> _REQUIRED WORK_: Return every record exactly as written.

> _DATASET RECORDS_:
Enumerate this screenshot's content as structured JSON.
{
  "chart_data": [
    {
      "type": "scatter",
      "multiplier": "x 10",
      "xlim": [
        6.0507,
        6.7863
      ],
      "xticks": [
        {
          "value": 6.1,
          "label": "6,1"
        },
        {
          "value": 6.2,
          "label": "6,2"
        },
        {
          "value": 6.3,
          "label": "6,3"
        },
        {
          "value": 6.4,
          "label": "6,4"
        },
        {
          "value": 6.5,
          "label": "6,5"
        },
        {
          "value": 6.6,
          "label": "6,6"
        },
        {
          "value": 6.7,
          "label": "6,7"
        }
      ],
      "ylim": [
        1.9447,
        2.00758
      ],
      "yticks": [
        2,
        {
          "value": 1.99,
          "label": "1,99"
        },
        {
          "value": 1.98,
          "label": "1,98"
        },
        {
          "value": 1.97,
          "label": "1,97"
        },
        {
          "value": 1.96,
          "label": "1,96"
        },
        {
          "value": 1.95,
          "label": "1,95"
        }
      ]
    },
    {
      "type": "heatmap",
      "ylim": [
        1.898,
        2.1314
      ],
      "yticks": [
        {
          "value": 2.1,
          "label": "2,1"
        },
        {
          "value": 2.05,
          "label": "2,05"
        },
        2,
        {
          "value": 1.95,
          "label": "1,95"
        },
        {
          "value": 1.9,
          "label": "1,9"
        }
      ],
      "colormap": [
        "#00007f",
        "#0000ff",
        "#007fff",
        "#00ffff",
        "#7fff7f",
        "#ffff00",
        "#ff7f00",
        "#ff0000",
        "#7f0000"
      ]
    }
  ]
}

> _PROBLEM SOLUTION_:
Enumerate this screenshot's content as structured JSON.
{
  "chart_data": [
    {
      "type": "scatter",
      "multiplier": "x 10",
      "xlim": [
        6.0507,
        6.7863
      ],
      "xticks": [
        {
          "value": 6.1,
          "label": "6,1"
        },
        {
          "value": 6.2,
          "label": "6,2"
        },
        {
          "value": 6.3,
          "label": "6,3"
        },
        {
          "value": 6.4,
          "label": "6,4"
        },
        {
          "value": 6.5,
          "label": "6,5"
        },
        {
          "value": 6.6,
          "label": "6,6"
        },
        {
          "value": 6.7,
          "label": "6,7"
        }
      ],
      "ylim": [
        1.9447,
        2.00758
      ],
      "yticks": [
        2,
        {
          "value": 1.99,
          "label": "1,99"
        },
        {
          "value": 1.98,
          "label": "1,98"
        },
        {
          "value": 1.97,
          "label": "1,97"
        },
        {
          "value": 1.96,
          "label": "1,96"
        },
        {
          "value": 1.95,
          "label": "1,95"
        }
      ]
    },
    {
      "type": "heatmap",
      "ylim": [
        1.898,
        2.1314
      ],
      "yticks": [
        {
          "value": 2.1,
          "label": "2,1"
        },
        {
          "value": 2.05,
          "label": "2,05"
        },
        2,
        {
          "value": 1.95,
          "label": "1,95"
        },
        {
          "value": 1.9,
          "label": "1,9"
        }
      ],
      "colormap": [
        "#00007f",
        "#0000ff",
        "#007fff",
        "#00ffff",
        "#7fff7f",
        "#ffff00",
        "#ff7f00",
        "#ff0000",
        "#7f0000"
      ]
    }
  ]
}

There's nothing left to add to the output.